──────── Given records

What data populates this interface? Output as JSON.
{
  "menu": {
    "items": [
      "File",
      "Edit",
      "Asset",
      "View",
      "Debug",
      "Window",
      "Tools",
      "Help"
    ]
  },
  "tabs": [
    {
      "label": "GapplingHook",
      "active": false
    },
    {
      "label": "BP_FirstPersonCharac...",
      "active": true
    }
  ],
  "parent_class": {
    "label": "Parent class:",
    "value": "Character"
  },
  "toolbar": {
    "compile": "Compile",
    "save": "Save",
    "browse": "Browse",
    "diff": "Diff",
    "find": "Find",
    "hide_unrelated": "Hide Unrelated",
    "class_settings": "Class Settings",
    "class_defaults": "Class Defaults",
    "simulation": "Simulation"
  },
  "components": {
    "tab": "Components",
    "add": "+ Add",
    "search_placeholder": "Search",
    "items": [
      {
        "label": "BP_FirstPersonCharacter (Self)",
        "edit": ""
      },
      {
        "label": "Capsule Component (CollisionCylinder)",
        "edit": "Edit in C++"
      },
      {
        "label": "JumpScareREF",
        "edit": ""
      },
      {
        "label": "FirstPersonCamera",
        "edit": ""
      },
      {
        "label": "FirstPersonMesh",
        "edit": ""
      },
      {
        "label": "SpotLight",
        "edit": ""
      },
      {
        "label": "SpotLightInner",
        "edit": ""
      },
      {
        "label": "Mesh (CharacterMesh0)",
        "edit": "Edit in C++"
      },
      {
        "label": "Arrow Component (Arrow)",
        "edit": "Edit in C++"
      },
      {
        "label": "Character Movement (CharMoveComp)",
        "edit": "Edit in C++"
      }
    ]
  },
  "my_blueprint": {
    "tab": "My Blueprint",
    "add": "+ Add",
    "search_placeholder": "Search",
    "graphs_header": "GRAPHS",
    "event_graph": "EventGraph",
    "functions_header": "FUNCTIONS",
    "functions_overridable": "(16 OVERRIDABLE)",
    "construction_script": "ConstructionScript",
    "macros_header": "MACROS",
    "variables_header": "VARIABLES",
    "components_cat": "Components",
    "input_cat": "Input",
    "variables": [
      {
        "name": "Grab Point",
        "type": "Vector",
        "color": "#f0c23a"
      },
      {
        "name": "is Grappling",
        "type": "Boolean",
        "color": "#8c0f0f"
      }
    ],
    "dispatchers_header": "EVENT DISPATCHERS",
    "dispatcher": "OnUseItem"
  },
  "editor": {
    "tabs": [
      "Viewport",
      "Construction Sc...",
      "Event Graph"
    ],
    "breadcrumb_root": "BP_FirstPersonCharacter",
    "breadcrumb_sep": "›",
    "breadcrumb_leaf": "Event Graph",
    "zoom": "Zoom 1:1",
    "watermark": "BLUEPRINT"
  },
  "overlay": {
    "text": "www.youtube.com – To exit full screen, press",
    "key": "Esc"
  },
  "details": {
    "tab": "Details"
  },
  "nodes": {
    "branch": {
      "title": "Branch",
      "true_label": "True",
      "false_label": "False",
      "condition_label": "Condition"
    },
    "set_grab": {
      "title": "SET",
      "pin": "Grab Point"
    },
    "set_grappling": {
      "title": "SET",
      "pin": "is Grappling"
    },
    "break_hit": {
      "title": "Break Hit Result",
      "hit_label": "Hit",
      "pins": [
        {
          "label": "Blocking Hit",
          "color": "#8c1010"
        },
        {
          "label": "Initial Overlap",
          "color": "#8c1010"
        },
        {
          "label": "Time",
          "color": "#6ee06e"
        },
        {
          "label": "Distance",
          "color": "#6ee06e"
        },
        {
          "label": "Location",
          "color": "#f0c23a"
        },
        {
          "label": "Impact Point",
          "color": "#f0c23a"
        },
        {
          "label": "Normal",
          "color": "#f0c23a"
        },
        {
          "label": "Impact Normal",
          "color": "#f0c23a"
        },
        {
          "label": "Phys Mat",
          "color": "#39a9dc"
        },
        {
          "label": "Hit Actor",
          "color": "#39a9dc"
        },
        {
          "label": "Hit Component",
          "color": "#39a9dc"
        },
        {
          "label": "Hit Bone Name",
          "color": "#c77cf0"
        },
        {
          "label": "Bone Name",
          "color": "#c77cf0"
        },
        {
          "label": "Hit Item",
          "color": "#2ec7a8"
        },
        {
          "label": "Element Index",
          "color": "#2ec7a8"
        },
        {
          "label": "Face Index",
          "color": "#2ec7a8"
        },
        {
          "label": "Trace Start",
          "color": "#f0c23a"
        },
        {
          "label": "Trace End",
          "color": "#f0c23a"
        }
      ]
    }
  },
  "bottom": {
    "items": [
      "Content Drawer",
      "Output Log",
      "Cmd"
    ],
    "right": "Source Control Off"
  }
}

────────────────

Aim:
Retype all of the data shown above, word for word.

Result for this exercise:
What data populates this interface? Output as JSON.
{
  "menu": {
    "items": [
      "File",
      "Edit",
      "Asset",
      "View",
      "Debug",
      "Window",
      "Tools",
      "Help"
    ]
  },
  "tabs": [
    {
      "label": "GapplingHook",
      "active": false
    },
    {
      "label": "BP_FirstPersonCharac...",
      "active": true
    }
  ],
  "parent_class": {
    "label": "Parent class:",
    "value": "Character"
  },
  "toolbar": {
    "compile": "Compile",
    "save": "Save",
    "browse": "Browse",
    "diff": "Diff",
    "find": "Find",
    "hide_unrelated": "Hide Unrelated",
    "class_settings": "Class Settings",
    "class_defaults": "Class Defaults",
    "simulation": "Simulation"
  },
  "components": {
    "tab": "Components",
    "add": "+ Add",
    "search_placeholder": "Search",
    "items": [
      {
        "label": "BP_FirstPersonCharacter (Self)",
        "edit": ""
      },
      {
        "label": "Capsule Component (CollisionCylinder)",
        "edit": "Edit in C++"
      },
      {
        "label": "JumpScareREF",
        "edit": ""
      },
      {
        "label": "FirstPersonCamera",
        "edit": ""
      },
      {
        "label": "FirstPersonMesh",
        "edit": ""
      },
      {
        "label": "SpotLight",
        "edit": ""
      },
      {
        "label": "SpotLightInner",
        "edit": ""
      },
      {
        "label": "Mesh (CharacterMesh0)",
        "edit": "Edit in C++"
      },
      {
        "label": "Arrow Component (Arrow)",
        "edit": "Edit in C++"
      },
      {
        "label": "Character Movement (CharMoveComp)",
        "edit": "Edit in C++"
      }
    ]
  },
  "my_blueprint": {
    "tab": "My Blueprint",
    "add": "+ Add",
    "search_placeholder": "Search",
    "graphs_header": "GRAPHS",
    "event_graph": "EventGraph",
    "functions_header": "FUNCTIONS",
    "functions_overridable": "(16 OVERRIDABLE)",
    "construction_script": "ConstructionScript",
    "macros_header": "MACROS",
    "variables_header": "VARIABLES",
    "components_cat": "Components",
    "input_cat": "Input",
    "variables": [
      {
        "name": "Grab Point",
        "type": "Vector",
        "color": "#f0c23a"
      },
      {
        "name": "is Grappling",
        "type": "Boolean",
        "color": "#8c0f0f"
      }
    ],
    "dispatchers_header": "EVENT DISPATCHERS",
    "dispatcher": "OnUseItem"
  },
  "editor": {
    "tabs": [
      "Viewport",
      "Construction Sc...",
      "Event Graph"
    ],
    "breadcrumb_root": "BP_FirstPersonCharacter",
    "breadcrumb_sep": "›",
    "breadcrumb_leaf": "Event Graph",
    "zoom": "Zoom 1:1",
    "watermark": "BLUEPRINT"
  },
  "overlay": {
    "text": "www.youtube.com – To exit full screen, press",
    "key": "Esc"
  },
  "details": {
    "tab": "Details"
  },
  "nodes": {
    "branch": {
      "title": "Branch",
      "true_label": "True",
      "false_label": "False",
      "condition_label": "Condition"
    },
    "set_grab": {
      "title": "SET",
      "pin": "Grab Point"
    },
    "set_grappling": {
      "title": "SET",
      "pin": "is Grappling"
    },
    "break_hit": {
      "title": "Break Hit Result",
      "hit_label": "Hit",
      "pins": [
        {
          "label": "Blocking Hit",
          "color": "#8c1010"
        },
        {
          "label": "Initial Overlap",
          "color": "#8c1010"
        },
        {
          "label": "Time",
          "color": "#6ee06e"
        },
        {
          "label": "Distance",
          "color": "#6ee06e"
        },
        {
          "label": "Location",
          "color": "#f0c23a"
        },
        {
          "label": "Impact Point",
          "color": "#f0c23a"
        },
        {
          "label": "Normal",
          "color": "#f0c23a"
        },
        {
          "label": "Impact Normal",
          "color": "#f0c23a"
        },
        {
          "label": "Phys Mat",
          "color": "#39a9dc"
        },
        {
          "label": "Hit Actor",
          "color": "#39a9dc"
        },
        {
          "label": "Hit Component",
          "color": "#39a9dc"
        },
        {
          "label": "Hit Bone Name",
          "color": "#c77cf0"
        },
        {
          "label": "Bone Name",
          "color": "#c77cf0"
        },
        {
          "label": "Hit Item",
          "color": "#2ec7a8"
        },
        {
          "label": "Element Index",
          "color": "#2ec7a8"
        },
        {
          "label": "Face Index",
          "color": "#2ec7a8"
        },
        {
          "label": "Trace Start",
          "color": "#f0c23a"
        },
        {
          "label": "Trace End",
          "color": "#f0c23a"
        }
      ]
    }
  },
  "bottom": {
    "items": [
      "Content Drawer",
      "Output Log",
      "Cmd"
    ],
    "right": "Source Control Off"
  }
}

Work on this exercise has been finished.